── Source records ──

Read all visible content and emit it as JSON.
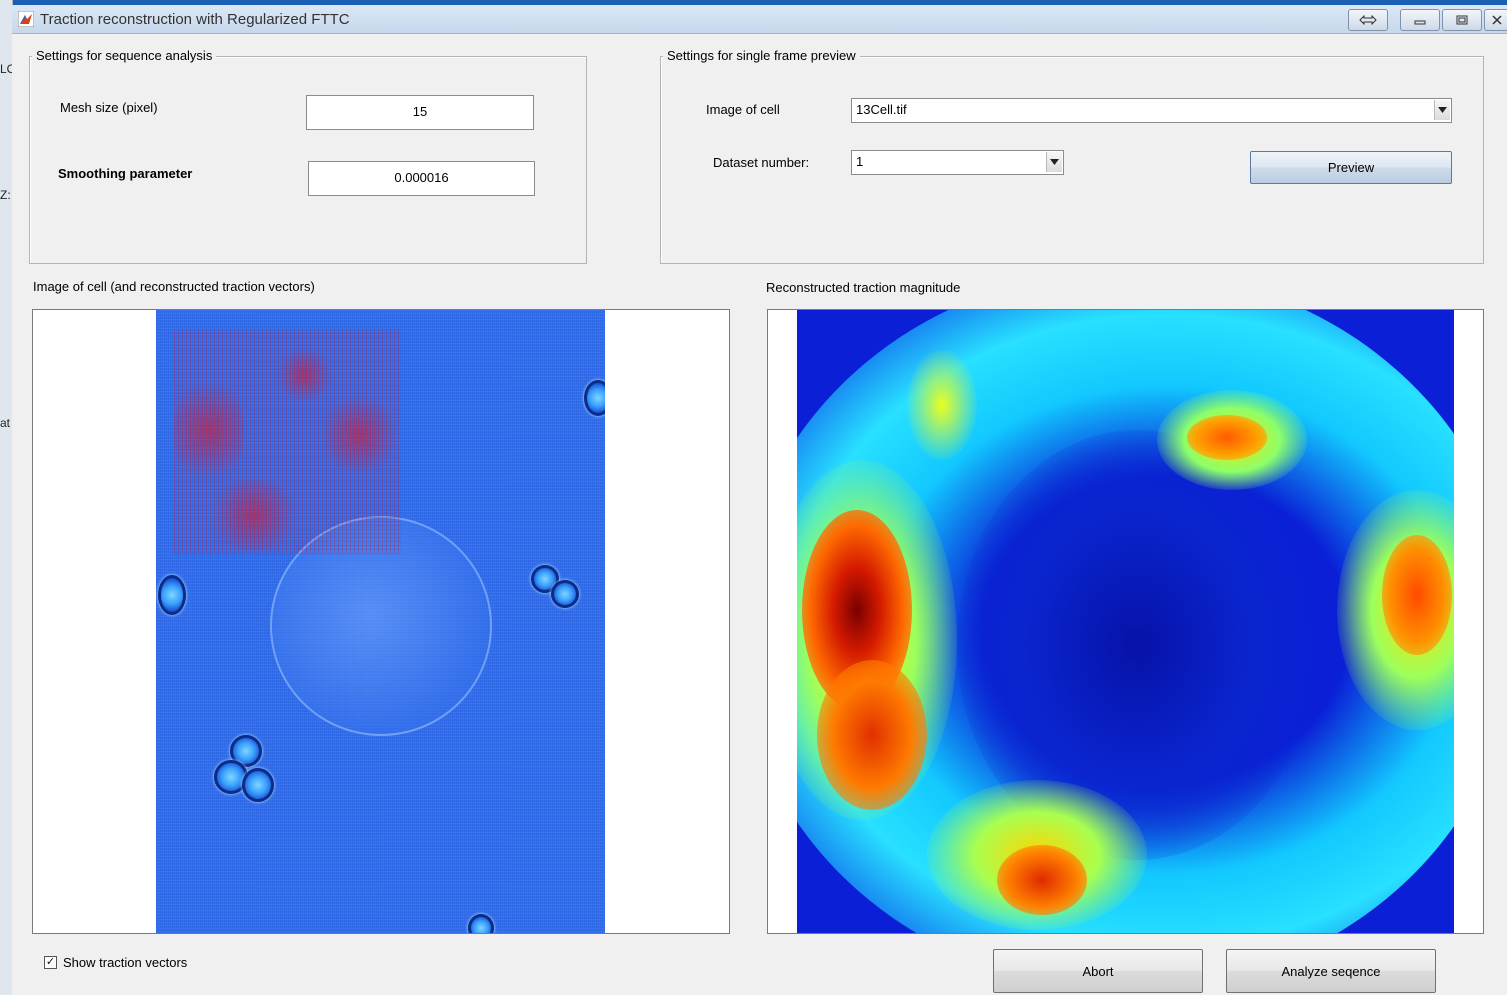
{
  "window": {
    "title": "Traction reconstruction with Regularized FTTC",
    "icons": [
      "matlab-icon",
      "restore-arrows-icon",
      "minimize-icon",
      "maximize-icon",
      "close-icon"
    ]
  },
  "desktop_fragments": [
    "LO",
    "Z:",
    "at"
  ],
  "sequence_settings": {
    "title": "Settings for sequence analysis",
    "mesh_size_label": "Mesh size (pixel)",
    "mesh_size_value": "15",
    "smoothing_label": "Smoothing parameter",
    "smoothing_value": "0.000016"
  },
  "preview_settings": {
    "title": "Settings for single frame preview",
    "image_label": "Image of cell",
    "image_value": "13Cell.tif",
    "dataset_label": "Dataset number:",
    "dataset_value": "1",
    "preview_label": "Preview"
  },
  "panels": {
    "cell_image_title": "Image of cell (and reconstructed traction vectors)",
    "magnitude_title": "Reconstructed traction magnitude"
  },
  "show_vectors": {
    "label": "Show traction vectors",
    "checked": true,
    "check_glyph": "✓"
  },
  "buttons": {
    "abort_label": "Abort",
    "analyze_label": "Analyze seqence"
  },
  "colors": {
    "accent_blue": "#2f6ff0",
    "jet_dark_blue": "#0a1fd6",
    "jet_red": "#d41a00"
  }
}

───

Exclude every picture and copy the remaining data exactly.

Correct output
Read all visible content and emit it as JSON.
{
  "window": {
    "title": "Traction reconstruction with Regularized FTTC",
    "icons": [
      "matlab-icon",
      "restore-arrows-icon",
      "minimize-icon",
      "maximize-icon",
      "close-icon"
    ]
  },
  "desktop_fragments": [
    "LO",
    "Z:",
    "at"
  ],
  "sequence_settings": {
    "title": "Settings for sequence analysis",
    "mesh_size_label": "Mesh size (pixel)",
    "mesh_size_value": "15",
    "smoothing_label": "Smoothing parameter",
    "smoothing_value": "0.000016"
  },
  "preview_settings": {
    "title": "Settings for single frame preview",
    "image_label": "Image of cell",
    "image_value": "13Cell.tif",
    "dataset_label": "Dataset number:",
    "dataset_value": "1",
    "preview_label": "Preview"
  },
  "panels": {
    "cell_image_title": "Image of cell (and reconstructed traction vectors)",
    "magnitude_title": "Reconstructed traction magnitude"
  },
  "show_vectors": {
    "label": "Show traction vectors",
    "checked": true,
    "check_glyph": "✓"
  },
  "buttons": {
    "abort_label": "Abort",
    "analyze_label": "Analyze seqence"
  },
  "colors": {
    "accent_blue": "#2f6ff0",
    "jet_dark_blue": "#0a1fd6",
    "jet_red": "#d41a00"
  }
}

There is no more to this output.